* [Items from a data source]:
▬▬▬

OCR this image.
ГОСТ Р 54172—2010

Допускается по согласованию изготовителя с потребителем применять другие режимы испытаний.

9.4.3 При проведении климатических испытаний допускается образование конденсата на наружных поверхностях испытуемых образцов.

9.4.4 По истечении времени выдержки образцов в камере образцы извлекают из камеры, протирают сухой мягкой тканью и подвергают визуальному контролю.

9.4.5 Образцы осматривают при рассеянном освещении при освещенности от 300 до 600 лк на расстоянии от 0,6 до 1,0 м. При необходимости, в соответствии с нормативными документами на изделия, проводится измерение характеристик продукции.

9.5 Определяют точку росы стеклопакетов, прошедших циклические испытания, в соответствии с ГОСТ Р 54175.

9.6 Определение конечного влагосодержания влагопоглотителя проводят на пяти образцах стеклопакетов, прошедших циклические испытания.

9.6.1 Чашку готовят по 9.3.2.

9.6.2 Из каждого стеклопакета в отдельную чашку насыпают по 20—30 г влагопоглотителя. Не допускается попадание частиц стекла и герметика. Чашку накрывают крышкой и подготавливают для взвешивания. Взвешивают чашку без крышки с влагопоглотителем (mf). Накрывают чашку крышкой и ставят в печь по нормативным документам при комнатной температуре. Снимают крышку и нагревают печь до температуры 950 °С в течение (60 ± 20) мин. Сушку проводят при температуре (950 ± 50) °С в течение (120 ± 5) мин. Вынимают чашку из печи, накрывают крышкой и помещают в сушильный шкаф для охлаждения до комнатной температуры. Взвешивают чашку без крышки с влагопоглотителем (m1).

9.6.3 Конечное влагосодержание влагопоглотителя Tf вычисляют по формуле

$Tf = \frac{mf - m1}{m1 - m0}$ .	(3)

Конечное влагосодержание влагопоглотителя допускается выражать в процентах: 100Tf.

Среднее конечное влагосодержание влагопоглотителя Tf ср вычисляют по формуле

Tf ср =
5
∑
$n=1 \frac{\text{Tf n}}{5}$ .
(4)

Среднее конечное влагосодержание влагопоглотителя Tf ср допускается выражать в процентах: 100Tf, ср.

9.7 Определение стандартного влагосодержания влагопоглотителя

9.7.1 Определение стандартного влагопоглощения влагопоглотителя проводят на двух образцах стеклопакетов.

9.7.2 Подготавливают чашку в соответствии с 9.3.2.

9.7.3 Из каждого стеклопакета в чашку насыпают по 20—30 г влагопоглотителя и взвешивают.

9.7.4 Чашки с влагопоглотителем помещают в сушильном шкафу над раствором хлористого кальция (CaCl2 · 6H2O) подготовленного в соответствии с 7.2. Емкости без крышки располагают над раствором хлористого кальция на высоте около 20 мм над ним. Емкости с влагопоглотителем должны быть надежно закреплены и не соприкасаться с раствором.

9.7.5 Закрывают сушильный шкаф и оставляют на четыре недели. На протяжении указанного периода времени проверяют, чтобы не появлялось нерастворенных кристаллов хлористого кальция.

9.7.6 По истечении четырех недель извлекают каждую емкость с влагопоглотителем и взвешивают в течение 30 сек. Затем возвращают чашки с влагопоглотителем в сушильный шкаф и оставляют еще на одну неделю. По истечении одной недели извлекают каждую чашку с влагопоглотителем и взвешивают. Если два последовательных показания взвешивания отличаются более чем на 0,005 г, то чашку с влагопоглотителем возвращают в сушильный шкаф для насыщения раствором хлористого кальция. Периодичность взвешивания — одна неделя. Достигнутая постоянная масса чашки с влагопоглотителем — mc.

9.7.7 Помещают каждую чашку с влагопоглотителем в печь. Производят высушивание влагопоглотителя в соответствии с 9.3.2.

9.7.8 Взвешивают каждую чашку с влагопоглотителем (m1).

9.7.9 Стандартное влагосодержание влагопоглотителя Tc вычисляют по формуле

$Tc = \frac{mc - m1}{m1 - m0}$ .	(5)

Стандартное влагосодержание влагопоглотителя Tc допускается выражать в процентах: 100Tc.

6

▬▬▬

* [PROMPT]:
Copy each line in the data that holds the word "Стандартное".

* [CORRECT ANSWER]:
9.7.9 Стандартное влагосодержание влагопоглотителя Tc вычисляют по формуле
Стандартное влагосодержание влагопоглотителя Tc допускается выражать в процентах: 100Tc.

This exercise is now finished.